» TO DO
Here are some records. Copy each one exactly.

Stored data:
□ □ □ □ □
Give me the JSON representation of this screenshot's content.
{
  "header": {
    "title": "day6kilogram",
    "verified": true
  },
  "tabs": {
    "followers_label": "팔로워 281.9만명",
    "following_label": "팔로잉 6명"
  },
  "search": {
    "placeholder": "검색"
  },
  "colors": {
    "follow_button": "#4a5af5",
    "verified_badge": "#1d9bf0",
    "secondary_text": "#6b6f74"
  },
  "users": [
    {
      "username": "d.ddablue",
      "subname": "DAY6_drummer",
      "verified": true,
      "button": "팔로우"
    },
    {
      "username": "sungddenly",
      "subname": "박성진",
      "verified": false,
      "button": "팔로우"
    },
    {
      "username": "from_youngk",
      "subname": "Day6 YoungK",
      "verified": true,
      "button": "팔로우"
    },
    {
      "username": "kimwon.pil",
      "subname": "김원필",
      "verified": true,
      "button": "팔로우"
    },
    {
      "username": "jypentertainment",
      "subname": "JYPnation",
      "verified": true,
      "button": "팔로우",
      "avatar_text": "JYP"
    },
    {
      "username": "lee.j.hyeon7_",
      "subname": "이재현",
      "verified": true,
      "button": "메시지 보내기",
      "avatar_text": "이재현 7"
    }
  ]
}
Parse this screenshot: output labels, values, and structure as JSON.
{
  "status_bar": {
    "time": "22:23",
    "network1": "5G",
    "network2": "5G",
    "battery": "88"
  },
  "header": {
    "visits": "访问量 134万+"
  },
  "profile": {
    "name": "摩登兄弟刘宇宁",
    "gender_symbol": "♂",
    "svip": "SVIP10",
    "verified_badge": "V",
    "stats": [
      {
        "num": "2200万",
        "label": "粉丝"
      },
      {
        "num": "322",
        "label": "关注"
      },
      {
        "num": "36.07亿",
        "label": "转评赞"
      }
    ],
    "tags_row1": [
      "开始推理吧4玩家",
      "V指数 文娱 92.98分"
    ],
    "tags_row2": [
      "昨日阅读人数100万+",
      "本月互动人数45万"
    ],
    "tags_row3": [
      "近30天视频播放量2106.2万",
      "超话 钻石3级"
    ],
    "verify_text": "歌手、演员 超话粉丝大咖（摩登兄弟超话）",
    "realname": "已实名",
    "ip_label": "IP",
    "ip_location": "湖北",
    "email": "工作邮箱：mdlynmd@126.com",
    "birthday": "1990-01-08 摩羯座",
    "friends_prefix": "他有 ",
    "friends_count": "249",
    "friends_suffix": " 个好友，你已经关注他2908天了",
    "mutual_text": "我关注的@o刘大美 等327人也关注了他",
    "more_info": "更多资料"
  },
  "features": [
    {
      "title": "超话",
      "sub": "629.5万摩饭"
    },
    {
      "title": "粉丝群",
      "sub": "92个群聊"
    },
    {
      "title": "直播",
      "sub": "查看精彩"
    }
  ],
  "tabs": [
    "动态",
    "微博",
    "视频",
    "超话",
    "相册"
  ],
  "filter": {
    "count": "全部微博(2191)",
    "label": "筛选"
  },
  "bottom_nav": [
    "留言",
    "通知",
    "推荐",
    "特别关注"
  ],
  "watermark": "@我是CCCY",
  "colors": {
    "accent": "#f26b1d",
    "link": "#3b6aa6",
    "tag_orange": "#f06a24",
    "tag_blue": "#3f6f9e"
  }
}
□ □ □ □ □
» RESPONSE TO THIS EXERCISE
Give me the JSON representation of this screenshot's content.
{
  "header": {
    "title": "day6kilogram",
    "verified": true
  },
  "tabs": {
    "followers_label": "팔로워 281.9만명",
    "following_label": "팔로잉 6명"
  },
  "search": {
    "placeholder": "검색"
  },
  "colors": {
    "follow_button": "#4a5af5",
    "verified_badge": "#1d9bf0",
    "secondary_text": "#6b6f74"
  },
  "users": [
    {
      "username": "d.ddablue",
      "subname": "DAY6_drummer",
      "verified": true,
      "button": "팔로우"
    },
    {
      "username": "sungddenly",
      "subname": "박성진",
      "verified": false,
      "button": "팔로우"
    },
    {
      "username": "from_youngk",
      "subname": "Day6 YoungK",
      "verified": true,
      "button": "팔로우"
    },
    {
      "username": "kimwon.pil",
      "subname": "김원필",
      "verified": true,
      "button": "팔로우"
    },
    {
      "username": "jypentertainment",
      "subname": "JYPnation",
      "verified": true,
      "button": "팔로우",
      "avatar_text": "JYP"
    },
    {
      "username": "lee.j.hyeon7_",
      "subname": "이재현",
      "verified": true,
      "button": "메시지 보내기",
      "avatar_text": "이재현 7"
    }
  ]
}
Parse this screenshot: output labels, values, and structure as JSON.
{
  "status_bar": {
    "time": "22:23",
    "network1": "5G",
    "network2": "5G",
    "battery": "88"
  },
  "header": {
    "visits": "访问量 134万+"
  },
  "profile": {
    "name": "摩登兄弟刘宇宁",
    "gender_symbol": "♂",
    "svip": "SVIP10",
    "verified_badge": "V",
    "stats": [
      {
        "num": "2200万",
        "label": "粉丝"
      },
      {
        "num": "322",
        "label": "关注"
      },
      {
        "num": "36.07亿",
        "label": "转评赞"
      }
    ],
    "tags_row1": [
      "开始推理吧4玩家",
      "V指数 文娱 92.98分"
    ],
    "tags_row2": [
      "昨日阅读人数100万+",
      "本月互动人数45万"
    ],
    "tags_row3": [
      "近30天视频播放量2106.2万",
      "超话 钻石3级"
    ],
    "verify_text": "歌手、演员 超话粉丝大咖（摩登兄弟超话）",
    "realname": "已实名",
    "ip_label": "IP",
    "ip_location": "湖北",
    "email": "工作邮箱：mdlynmd@126.com",
    "birthday": "1990-01-08 摩羯座",
    "friends_prefix": "他有 ",
    "friends_count": "249",
    "friends_suffix": " 个好友，你已经关注他2908天了",
    "mutual_text": "我关注的@o刘大美 等327人也关注了他",
    "more_info": "更多资料"
  },
  "features": [
    {
      "title": "超话",
      "sub": "629.5万摩饭"
    },
    {
      "title": "粉丝群",
      "sub": "92个群聊"
    },
    {
      "title": "直播",
      "sub": "查看精彩"
    }
  ],
  "tabs": [
    "动态",
    "微博",
    "视频",
    "超话",
    "相册"
  ],
  "filter": {
    "count": "全部微博(2191)",
    "label": "筛选"
  },
  "bottom_nav": [
    "留言",
    "通知",
    "推荐",
    "特别关注"
  ],
  "watermark": "@我是CCCY",
  "colors": {
    "accent": "#f26b1d",
    "link": "#3b6aa6",
    "tag_orange": "#f06a24",
    "tag_blue": "#3f6f9e"
  }
}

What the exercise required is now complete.